[Saved data entries]

-=-=-=-=-

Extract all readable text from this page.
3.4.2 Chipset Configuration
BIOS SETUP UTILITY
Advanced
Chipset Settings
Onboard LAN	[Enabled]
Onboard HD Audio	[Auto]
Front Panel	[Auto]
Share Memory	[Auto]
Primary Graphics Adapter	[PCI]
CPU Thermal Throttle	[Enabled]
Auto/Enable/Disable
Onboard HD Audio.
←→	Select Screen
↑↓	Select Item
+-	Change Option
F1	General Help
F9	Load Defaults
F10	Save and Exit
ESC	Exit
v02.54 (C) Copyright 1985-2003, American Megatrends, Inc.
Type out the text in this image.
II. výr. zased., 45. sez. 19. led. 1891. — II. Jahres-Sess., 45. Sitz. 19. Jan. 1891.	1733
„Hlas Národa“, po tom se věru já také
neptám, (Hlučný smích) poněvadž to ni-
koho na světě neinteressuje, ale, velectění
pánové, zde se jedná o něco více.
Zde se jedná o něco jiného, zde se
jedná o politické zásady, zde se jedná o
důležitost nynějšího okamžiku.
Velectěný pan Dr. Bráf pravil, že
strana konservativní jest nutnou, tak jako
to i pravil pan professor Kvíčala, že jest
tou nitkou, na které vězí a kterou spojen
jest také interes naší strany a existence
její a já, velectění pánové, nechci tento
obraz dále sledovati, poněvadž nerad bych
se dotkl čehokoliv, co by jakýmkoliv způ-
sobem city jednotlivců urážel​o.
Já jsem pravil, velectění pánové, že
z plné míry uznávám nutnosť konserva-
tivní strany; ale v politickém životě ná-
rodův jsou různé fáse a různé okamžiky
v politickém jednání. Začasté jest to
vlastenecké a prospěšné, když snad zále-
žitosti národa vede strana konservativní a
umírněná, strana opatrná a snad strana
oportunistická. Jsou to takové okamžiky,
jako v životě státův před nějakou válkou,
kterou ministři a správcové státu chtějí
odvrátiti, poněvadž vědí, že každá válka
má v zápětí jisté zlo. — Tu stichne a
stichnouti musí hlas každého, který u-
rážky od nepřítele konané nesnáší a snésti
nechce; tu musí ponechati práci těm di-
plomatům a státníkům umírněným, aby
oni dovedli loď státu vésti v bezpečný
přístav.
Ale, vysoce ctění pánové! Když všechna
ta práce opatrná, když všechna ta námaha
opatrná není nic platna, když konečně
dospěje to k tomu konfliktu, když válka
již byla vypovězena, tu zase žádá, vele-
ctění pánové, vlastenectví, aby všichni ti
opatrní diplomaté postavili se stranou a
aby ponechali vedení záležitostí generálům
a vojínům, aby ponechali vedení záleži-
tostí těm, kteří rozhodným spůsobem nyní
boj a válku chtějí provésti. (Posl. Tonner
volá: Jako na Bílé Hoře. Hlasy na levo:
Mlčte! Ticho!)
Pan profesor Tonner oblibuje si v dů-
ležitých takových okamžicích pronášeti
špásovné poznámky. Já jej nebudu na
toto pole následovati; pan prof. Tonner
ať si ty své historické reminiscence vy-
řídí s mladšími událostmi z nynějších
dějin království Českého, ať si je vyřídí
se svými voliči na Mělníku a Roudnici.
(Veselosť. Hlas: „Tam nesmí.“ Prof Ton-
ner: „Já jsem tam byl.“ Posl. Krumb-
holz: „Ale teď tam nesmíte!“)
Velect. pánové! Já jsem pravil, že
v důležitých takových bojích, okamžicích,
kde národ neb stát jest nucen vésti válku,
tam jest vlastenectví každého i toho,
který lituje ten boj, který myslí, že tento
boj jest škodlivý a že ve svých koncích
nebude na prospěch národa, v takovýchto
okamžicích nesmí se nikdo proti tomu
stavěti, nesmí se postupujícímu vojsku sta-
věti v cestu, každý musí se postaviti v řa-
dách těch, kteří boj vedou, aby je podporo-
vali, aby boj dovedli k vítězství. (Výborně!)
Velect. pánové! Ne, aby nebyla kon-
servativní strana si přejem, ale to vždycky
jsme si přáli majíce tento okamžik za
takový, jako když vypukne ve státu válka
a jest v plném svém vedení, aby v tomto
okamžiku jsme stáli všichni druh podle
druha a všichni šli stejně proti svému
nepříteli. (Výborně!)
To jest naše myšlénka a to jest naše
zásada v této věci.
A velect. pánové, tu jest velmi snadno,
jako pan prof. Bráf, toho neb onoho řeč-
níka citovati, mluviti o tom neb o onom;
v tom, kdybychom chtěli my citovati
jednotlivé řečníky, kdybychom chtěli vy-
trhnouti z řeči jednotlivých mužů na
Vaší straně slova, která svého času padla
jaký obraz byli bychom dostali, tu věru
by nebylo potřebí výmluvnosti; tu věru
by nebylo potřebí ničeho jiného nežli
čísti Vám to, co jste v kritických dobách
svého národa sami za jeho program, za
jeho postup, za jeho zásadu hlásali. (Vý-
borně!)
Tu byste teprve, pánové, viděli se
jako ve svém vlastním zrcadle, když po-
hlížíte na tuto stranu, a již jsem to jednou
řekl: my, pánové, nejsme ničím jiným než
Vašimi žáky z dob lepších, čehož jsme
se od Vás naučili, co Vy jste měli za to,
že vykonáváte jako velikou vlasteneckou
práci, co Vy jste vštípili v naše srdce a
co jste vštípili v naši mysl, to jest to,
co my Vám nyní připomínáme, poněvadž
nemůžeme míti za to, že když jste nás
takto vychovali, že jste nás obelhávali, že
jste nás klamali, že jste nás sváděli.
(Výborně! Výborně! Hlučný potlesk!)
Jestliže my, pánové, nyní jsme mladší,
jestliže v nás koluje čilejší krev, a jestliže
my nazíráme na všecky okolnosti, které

-=-=-=-=-

Reproduce all the records precisely.

Extract all readable text from this page.
3.4.2 Chipset Configuration
BIOS SETUP UTILITY
Advanced
Chipset Settings
Onboard LAN	[Enabled]
Onboard HD Audio	[Auto]
Front Panel	[Auto]
Share Memory	[Auto]
Primary Graphics Adapter	[PCI]
CPU Thermal Throttle	[Enabled]
Auto/Enable/Disable
Onboard HD Audio.
←→	Select Screen
↑↓	Select Item
+-	Change Option
F1	General Help
F9	Load Defaults
F10	Save and Exit
ESC	Exit
v02.54 (C) Copyright 1985-2003, American Megatrends, Inc.
Type out the text in this image.
II. výr. zased., 45. sez. 19. led. 1891. — II. Jahres-Sess., 45. Sitz. 19. Jan. 1891.	1733
„Hlas Národa“, po tom se věru já také
neptám, (Hlučný smích) poněvadž to ni-
koho na světě neinteressuje, ale, velectění
pánové, zde se jedná o něco více.
Zde se jedná o něco jiného, zde se
jedná o politické zásady, zde se jedná o
důležitost nynějšího okamžiku.
Velectěný pan Dr. Bráf pravil, že
strana konservativní jest nutnou, tak jako
to i pravil pan professor Kvíčala, že jest
tou nitkou, na které vězí a kterou spojen
jest také interes naší strany a existence
její a já, velectění pánové, nechci tento
obraz dále sledovati, poněvadž nerad bych
se dotkl čehokoliv, co by jakýmkoliv způ-
sobem city jednotlivců urážel​o.
Já jsem pravil, velectění pánové, že
z plné míry uznávám nutnosť konserva-
tivní strany; ale v politickém životě ná-
rodův jsou různé fáse a různé okamžiky
v politickém jednání. Začasté jest to
vlastenecké a prospěšné, když snad zále-
žitosti národa vede strana konservativní a
umírněná, strana opatrná a snad strana
oportunistická. Jsou to takové okamžiky,
jako v životě státův před nějakou válkou,
kterou ministři a správcové státu chtějí
odvrátiti, poněvadž vědí, že každá válka
má v zápětí jisté zlo. — Tu stichne a
stichnouti musí hlas každého, který u-
rážky od nepřítele konané nesnáší a snésti
nechce; tu musí ponechati práci těm di-
plomatům a státníkům umírněným, aby
oni dovedli loď státu vésti v bezpečný
přístav.
Ale, vysoce ctění pánové! Když všechna
ta práce opatrná, když všechna ta námaha
opatrná není nic platna, když konečně
dospěje to k tomu konfliktu, když válka
již byla vypovězena, tu zase žádá, vele-
ctění pánové, vlastenectví, aby všichni ti
opatrní diplomaté postavili se stranou a
aby ponechali vedení záležitostí generálům
a vojínům, aby ponechali vedení záleži-
tostí těm, kteří rozhodným spůsobem nyní
boj a válku chtějí provésti. (Posl. Tonner
volá: Jako na Bílé Hoře. Hlasy na levo:
Mlčte! Ticho!)
Pan profesor Tonner oblibuje si v dů-
ležitých takových okamžicích pronášeti
špásovné poznámky. Já jej nebudu na
toto pole následovati; pan prof. Tonner
ať si ty své historické reminiscence vy-
řídí s mladšími událostmi z nynějších
dějin království Českého, ať si je vyřídí
se svými voliči na Mělníku a Roudnici.
(Veselosť. Hlas: „Tam nesmí.“ Prof Ton-
ner: „Já jsem tam byl.“ Posl. Krumb-
holz: „Ale teď tam nesmíte!“)
Velect. pánové! Já jsem pravil, že
v důležitých takových bojích, okamžicích,
kde národ neb stát jest nucen vésti válku,
tam jest vlastenectví každého i toho,
který lituje ten boj, který myslí, že tento
boj jest škodlivý a že ve svých koncích
nebude na prospěch národa, v takovýchto
okamžicích nesmí se nikdo proti tomu
stavěti, nesmí se postupujícímu vojsku sta-
věti v cestu, každý musí se postaviti v řa-
dách těch, kteří boj vedou, aby je podporo-
vali, aby boj dovedli k vítězství. (Výborně!)
Velect. pánové! Ne, aby nebyla kon-
servativní strana si přejem, ale to vždycky
jsme si přáli majíce tento okamžik za
takový, jako když vypukne ve státu válka
a jest v plném svém vedení, aby v tomto
okamžiku jsme stáli všichni druh podle
druha a všichni šli stejně proti svému
nepříteli. (Výborně!)
To jest naše myšlénka a to jest naše
zásada v této věci.
A velect. pánové, tu jest velmi snadno,
jako pan prof. Bráf, toho neb onoho řeč-
níka citovati, mluviti o tom neb o onom;
v tom, kdybychom chtěli my citovati
jednotlivé řečníky, kdybychom chtěli vy-
trhnouti z řeči jednotlivých mužů na
Vaší straně slova, která svého času padla
jaký obraz byli bychom dostali, tu věru
by nebylo potřebí výmluvnosti; tu věru
by nebylo potřebí ničeho jiného nežli
čísti Vám to, co jste v kritických dobách
svého národa sami za jeho program, za
jeho postup, za jeho zásadu hlásali. (Vý-
borně!)
Tu byste teprve, pánové, viděli se
jako ve svém vlastním zrcadle, když po-
hlížíte na tuto stranu, a již jsem to jednou
řekl: my, pánové, nejsme ničím jiným než
Vašimi žáky z dob lepších, čehož jsme
se od Vás naučili, co Vy jste měli za to,
že vykonáváte jako velikou vlasteneckou
práci, co Vy jste vštípili v naše srdce a
co jste vštípili v naši mysl, to jest to,
co my Vám nyní připomínáme, poněvadž
nemůžeme míti za to, že když jste nás
takto vychovali, že jste nás obelhávali, že
jste nás klamali, že jste nás sváděli.
(Výborně! Výborně! Hlučný potlesk!)
Jestliže my, pánové, nyní jsme mladší,
jestliže v nás koluje čilejší krev, a jestliže
my nazíráme na všecky okolnosti, které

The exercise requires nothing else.